- _Görevler_:
1. Okuma metninde "Uyanın, Bush geliyor! NATO geliyor!" diye bağırmanın neden yerinde olacağı söylenmektedir? Metindeki benzetmeye dayanarak bir ila üç cümleyle açıklayınız.
2. Okuma metninde "28-29 Haziran'da İstanbul'da yapılacak" sözleriyle başlayan paragrafı, temel bilgilerini koruyarak madde işaretli bir liste hâlinde yeniden yazınız.

- _Okuma Metni_:
□ □ □ □ □
UYANIN
NATO İLE SAVAŞ GELİYOR !
Doç. Dr. Yıldız
SERTEL
23 Nisan'da
çocuklarımız barış şarkıları söylediler. Bir savaşla burun buruna
olduğumuzu nereden bilebilirlerdi? Biz, gerçekten, hızla bir buzdağına
doğru ilerleyen Titanik gemisi gibiyiz. Yolcuların kimi keyfinde
eğlencesinde, kimi kendi derdinde. Oysa buzdağı çok yakın. Uyanın, Bush
geliyor! NATO geliyor! diye bağırsak yeri.
28-29 Haziran'da
İstanbul'da yapılacak NATO zirvesinin gündemi, Nokta dergisinin 5 Nisan
tarihli sayısında açıklandı: Orada ''Büyük Ortadoğu Projesi'' nin
gerçekleştirilmesi tartışılacak. Yani, Tunus'tan Çin'e kadar uzanacak
ABD imparatorluğunun kurulabilmesi için alınacak önlemler. Bu projenin
bir kolu İslama uzanıyor, bir kolu savaşa.
□ □ □ □ □
- _Çıkarılan Veriler_:
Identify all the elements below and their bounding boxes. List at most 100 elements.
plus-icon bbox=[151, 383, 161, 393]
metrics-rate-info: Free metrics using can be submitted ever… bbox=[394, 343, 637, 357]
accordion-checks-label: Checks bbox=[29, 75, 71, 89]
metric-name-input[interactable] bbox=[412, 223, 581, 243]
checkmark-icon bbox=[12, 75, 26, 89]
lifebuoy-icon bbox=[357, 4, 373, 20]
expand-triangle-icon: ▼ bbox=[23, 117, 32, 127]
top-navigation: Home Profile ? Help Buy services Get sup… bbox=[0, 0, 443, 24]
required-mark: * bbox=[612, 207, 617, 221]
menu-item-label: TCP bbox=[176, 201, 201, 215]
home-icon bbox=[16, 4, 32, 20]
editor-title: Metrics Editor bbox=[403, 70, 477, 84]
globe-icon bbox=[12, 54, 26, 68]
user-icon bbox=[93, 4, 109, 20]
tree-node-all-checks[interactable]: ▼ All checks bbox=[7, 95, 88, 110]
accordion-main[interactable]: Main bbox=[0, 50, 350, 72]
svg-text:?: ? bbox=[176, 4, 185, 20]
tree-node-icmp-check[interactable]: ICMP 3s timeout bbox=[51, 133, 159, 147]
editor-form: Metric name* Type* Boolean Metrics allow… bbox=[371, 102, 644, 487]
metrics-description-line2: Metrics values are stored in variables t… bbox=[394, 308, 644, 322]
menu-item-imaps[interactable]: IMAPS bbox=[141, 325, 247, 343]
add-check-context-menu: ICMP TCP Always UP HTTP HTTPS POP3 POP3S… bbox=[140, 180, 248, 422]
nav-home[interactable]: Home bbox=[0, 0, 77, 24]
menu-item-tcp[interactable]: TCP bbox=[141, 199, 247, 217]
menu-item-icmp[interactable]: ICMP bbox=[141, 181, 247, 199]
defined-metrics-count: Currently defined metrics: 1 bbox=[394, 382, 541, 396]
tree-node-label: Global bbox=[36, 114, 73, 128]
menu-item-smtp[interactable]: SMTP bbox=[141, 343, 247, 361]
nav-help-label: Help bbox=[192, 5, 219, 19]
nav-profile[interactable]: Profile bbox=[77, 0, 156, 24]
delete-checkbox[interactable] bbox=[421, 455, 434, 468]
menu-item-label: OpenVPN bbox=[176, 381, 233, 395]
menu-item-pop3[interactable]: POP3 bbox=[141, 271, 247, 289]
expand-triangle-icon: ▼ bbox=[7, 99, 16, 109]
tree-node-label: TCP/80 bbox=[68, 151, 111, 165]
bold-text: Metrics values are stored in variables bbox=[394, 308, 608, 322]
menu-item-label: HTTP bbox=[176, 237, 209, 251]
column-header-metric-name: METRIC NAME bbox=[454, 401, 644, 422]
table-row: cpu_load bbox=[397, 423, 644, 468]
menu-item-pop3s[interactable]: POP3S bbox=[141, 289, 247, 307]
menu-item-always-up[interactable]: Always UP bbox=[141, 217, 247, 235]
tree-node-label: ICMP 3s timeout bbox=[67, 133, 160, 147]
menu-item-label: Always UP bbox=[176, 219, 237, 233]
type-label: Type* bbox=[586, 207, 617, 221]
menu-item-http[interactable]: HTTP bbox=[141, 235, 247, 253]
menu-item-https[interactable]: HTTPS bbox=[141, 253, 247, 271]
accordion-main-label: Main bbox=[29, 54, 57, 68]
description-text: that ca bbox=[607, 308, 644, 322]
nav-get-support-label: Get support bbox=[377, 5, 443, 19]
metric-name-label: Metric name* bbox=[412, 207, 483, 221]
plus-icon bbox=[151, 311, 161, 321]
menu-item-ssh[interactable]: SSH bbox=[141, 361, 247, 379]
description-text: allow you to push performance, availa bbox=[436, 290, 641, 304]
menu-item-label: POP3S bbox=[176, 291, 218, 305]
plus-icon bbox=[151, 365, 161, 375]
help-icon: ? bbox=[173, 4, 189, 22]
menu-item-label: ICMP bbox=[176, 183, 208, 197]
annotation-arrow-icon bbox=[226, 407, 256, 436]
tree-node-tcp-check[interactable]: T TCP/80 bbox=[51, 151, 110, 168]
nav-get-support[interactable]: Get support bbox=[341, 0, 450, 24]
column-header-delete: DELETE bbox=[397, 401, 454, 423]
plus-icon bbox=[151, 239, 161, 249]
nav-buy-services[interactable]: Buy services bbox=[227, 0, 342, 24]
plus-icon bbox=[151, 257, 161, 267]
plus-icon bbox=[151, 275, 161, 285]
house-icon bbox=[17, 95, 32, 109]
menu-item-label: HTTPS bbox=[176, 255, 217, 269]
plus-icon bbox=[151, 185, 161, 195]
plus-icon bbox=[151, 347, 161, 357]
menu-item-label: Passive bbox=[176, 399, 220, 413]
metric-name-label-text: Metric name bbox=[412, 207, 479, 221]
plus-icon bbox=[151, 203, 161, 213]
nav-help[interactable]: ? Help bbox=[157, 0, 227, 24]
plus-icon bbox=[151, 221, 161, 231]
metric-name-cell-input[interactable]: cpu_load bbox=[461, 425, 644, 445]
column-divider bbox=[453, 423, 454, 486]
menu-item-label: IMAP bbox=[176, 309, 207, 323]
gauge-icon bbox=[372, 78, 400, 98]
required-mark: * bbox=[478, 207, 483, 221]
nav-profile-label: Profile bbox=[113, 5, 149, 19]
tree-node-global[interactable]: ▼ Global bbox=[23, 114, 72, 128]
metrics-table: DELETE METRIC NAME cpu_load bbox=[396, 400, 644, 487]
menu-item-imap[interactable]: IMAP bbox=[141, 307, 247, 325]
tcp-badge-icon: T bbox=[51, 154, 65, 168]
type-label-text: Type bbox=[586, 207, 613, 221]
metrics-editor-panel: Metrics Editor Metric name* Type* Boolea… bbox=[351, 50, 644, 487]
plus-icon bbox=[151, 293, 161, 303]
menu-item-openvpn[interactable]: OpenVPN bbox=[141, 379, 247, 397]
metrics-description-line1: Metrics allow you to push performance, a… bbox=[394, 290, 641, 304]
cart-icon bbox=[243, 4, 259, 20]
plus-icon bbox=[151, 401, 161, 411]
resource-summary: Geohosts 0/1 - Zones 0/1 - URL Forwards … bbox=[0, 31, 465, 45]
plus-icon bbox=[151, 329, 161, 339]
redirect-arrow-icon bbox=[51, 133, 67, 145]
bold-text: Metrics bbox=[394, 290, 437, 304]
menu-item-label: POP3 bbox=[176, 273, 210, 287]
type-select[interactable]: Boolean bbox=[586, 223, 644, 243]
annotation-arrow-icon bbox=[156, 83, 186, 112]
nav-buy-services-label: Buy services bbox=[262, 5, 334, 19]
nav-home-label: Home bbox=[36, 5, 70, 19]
□ □ □ □ □
- _Görevlere Göre Sonuçlar_:
1. Metin, içinde bulunulan durumu hızla bir buzdağına doğru ilerleyen Titanik gemisine benzetmektedir. Yolcuların kimi keyfiyle ve eğlencesiyle, kimi kendi derdiyle meşguldür; oysa buzdağı çok yakındır. Bu nedenle uyarı niteliğinde bağırmak yerinde olacaktır.

2.
- 28-29 Haziran'da İstanbul'da bir NATO zirvesi yapılacaktır.
- Zirvenin gündemi, Nokta dergisinin 5 Nisan tarihli sayısında açıklanmıştır.
- Zirvede "Büyük Ortadoğu Projesi"nin gerçekleştirilmesi tartışılacaktır. Bu, Tunus'tan Çin'e kadar uzanacak bir ABD imparatorluğunun kurulabilmesi için alınacak önlemler anlamına gelmektedir.
- Projenin bir kolu İslam'a, bir kolu ise savaşa uzanmaktadır.